What needs to be done
Restate the whole of the material. Keep every word, and drop the pictures.

Rows from a dataset
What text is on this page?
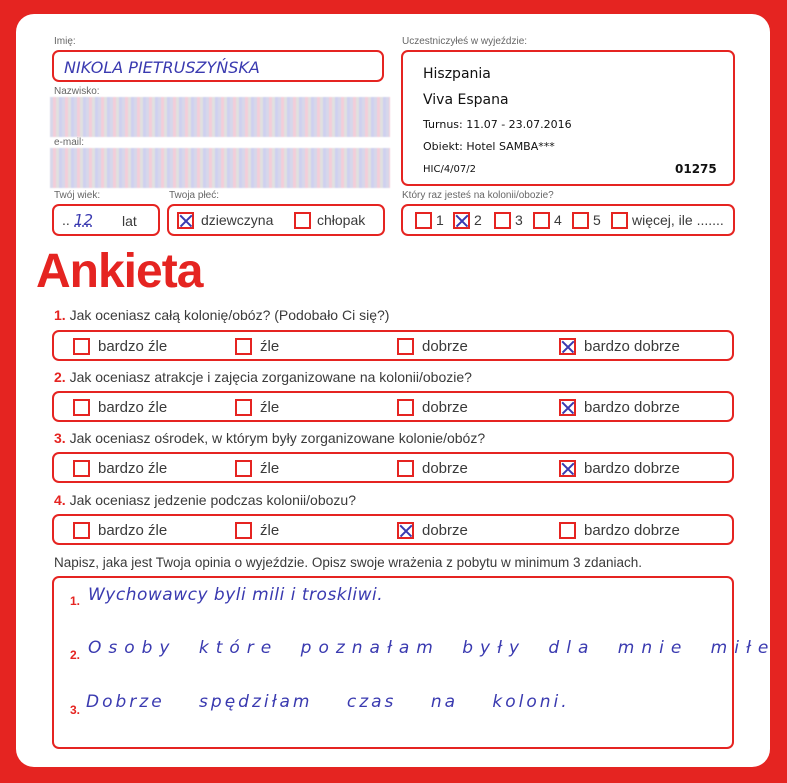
Imię:
NIKOLA PIETRUSZYŃSKA
Nazwisko:
e-mail:
Twój wiek:
.. 12 lat
Twoja płeć:
dziewczyna	chłopak
Uczestniczyłeś w wyjeździe:
Hiszpania
Viva Espana
Turnus: 11.07 - 23.07.2016
Obiekt: Hotel SAMBA***
HIC/4/07/2	01275
Który raz jesteś na kolonii/obozie?
1 2 3 4 5 więcej, ile .......
Ankieta
1. Jak oceniasz całą kolonię/obóz? (Podobało Ci się?)
bardzo źle	źle	dobrze	bardzo dobrze
2. Jak oceniasz atrakcje i zajęcia zorganizowane na kolonii/obozie?
bardzo źle	źle	dobrze	bardzo dobrze
3. Jak oceniasz ośrodek, w którym były zorganizowane kolonie/obóz?
bardzo źle	źle	dobrze	bardzo dobrze
4. Jak oceniasz jedzenie podczas kolonii/obozu?
bardzo źle	źle	dobrze	bardzo dobrze
Napisz, jaka jest Twoja opinia o wyjeździe. Opisz swoje wrażenia z pobytu w minimum 3 zdaniach.
1. Wychowawcy byli mili i troskliwi.
2. Osoby które poznałam były dla mnie miłe
3. Dobrze spędziłam czas na koloni.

Result of this exercise
What text is on this page?
Imię:
NIKOLA PIETRUSZYŃSKA
Nazwisko:
e-mail:
Twój wiek:
.. 12 lat
Twoja płeć:
dziewczyna	chłopak
Uczestniczyłeś w wyjeździe:
Hiszpania
Viva Espana
Turnus: 11.07 - 23.07.2016
Obiekt: Hotel SAMBA***
HIC/4/07/2	01275
Który raz jesteś na kolonii/obozie?
1 2 3 4 5 więcej, ile .......
Ankieta
1. Jak oceniasz całą kolonię/obóz? (Podobało Ci się?)
bardzo źle	źle	dobrze	bardzo dobrze
2. Jak oceniasz atrakcje i zajęcia zorganizowane na kolonii/obozie?
bardzo źle	źle	dobrze	bardzo dobrze
3. Jak oceniasz ośrodek, w którym były zorganizowane kolonie/obóz?
bardzo źle	źle	dobrze	bardzo dobrze
4. Jak oceniasz jedzenie podczas kolonii/obozu?
bardzo źle	źle	dobrze	bardzo dobrze
Napisz, jaka jest Twoja opinia o wyjeździe. Opisz swoje wrażenia z pobytu w minimum 3 zdaniach.
1. Wychowawcy byli mili i troskliwi.
2. Osoby które poznałam były dla mnie miłe
3. Dobrze spędziłam czas na koloni.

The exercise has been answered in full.